→ What to work on
Filter the data for lines with the word "color", then copy every line so identified.

→ Material for the task
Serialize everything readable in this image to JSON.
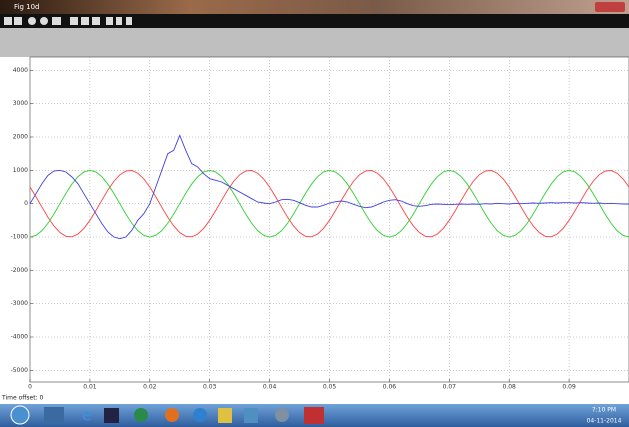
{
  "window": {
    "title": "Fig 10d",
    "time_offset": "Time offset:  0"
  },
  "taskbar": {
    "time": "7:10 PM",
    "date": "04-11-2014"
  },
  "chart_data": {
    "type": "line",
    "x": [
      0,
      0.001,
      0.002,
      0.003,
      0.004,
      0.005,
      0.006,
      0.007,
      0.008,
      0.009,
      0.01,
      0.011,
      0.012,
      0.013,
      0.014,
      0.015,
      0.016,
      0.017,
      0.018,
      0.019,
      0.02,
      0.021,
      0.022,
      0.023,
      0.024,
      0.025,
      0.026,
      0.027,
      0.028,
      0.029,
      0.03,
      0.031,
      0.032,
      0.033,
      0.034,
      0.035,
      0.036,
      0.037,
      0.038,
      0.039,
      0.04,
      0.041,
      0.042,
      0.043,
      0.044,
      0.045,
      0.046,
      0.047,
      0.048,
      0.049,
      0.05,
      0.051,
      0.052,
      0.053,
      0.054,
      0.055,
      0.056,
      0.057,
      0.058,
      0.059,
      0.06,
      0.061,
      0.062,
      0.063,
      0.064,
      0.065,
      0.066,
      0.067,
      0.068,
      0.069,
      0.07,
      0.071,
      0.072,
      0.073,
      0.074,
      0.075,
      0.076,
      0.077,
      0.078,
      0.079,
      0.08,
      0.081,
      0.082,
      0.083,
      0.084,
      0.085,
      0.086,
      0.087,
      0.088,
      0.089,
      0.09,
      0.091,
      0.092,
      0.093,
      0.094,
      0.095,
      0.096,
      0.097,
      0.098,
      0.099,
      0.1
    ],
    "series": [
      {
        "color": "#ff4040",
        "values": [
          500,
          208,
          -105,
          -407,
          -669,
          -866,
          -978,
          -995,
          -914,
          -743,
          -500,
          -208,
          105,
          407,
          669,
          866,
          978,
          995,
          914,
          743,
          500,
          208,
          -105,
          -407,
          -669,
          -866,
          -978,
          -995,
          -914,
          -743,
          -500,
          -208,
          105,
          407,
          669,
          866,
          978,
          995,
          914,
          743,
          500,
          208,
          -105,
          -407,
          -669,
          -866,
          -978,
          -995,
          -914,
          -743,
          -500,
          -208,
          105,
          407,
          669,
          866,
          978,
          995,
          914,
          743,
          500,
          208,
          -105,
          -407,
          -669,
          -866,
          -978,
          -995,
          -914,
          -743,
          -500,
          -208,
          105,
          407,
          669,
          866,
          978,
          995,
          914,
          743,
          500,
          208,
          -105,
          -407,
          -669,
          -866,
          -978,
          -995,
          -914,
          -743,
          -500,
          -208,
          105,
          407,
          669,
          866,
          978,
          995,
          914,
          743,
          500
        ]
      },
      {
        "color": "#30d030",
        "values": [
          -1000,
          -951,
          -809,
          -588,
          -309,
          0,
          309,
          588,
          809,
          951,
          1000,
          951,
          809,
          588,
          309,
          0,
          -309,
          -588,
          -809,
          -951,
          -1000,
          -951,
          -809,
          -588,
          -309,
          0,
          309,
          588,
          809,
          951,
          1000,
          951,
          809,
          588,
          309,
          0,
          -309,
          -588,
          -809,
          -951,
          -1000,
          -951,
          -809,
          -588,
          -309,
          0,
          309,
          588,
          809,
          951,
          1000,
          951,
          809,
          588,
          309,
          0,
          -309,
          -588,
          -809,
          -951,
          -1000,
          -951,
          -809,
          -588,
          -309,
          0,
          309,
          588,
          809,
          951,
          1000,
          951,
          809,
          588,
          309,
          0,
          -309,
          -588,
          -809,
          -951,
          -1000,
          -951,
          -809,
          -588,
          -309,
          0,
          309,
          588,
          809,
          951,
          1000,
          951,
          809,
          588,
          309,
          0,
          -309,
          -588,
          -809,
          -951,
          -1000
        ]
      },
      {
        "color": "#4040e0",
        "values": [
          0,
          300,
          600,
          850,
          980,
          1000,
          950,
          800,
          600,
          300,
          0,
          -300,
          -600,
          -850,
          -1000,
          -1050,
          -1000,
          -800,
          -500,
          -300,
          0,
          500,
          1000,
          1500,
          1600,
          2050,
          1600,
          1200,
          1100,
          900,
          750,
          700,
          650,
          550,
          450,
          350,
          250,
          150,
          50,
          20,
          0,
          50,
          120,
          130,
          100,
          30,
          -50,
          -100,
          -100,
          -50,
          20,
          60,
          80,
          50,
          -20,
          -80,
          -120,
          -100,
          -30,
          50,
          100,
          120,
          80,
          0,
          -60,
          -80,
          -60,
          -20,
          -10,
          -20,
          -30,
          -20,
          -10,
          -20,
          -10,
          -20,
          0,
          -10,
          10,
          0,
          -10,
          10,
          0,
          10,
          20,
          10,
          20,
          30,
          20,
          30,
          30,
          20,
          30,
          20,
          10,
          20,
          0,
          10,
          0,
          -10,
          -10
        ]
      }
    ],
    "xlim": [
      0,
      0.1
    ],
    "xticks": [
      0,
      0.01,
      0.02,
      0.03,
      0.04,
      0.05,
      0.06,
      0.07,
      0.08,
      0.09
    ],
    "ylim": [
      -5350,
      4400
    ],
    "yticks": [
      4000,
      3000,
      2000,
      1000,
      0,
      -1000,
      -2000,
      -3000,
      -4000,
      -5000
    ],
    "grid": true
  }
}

→ Solution to the problem
        "color": "#ff4040",
        "color": "#30d030",
        "color": "#4040e0",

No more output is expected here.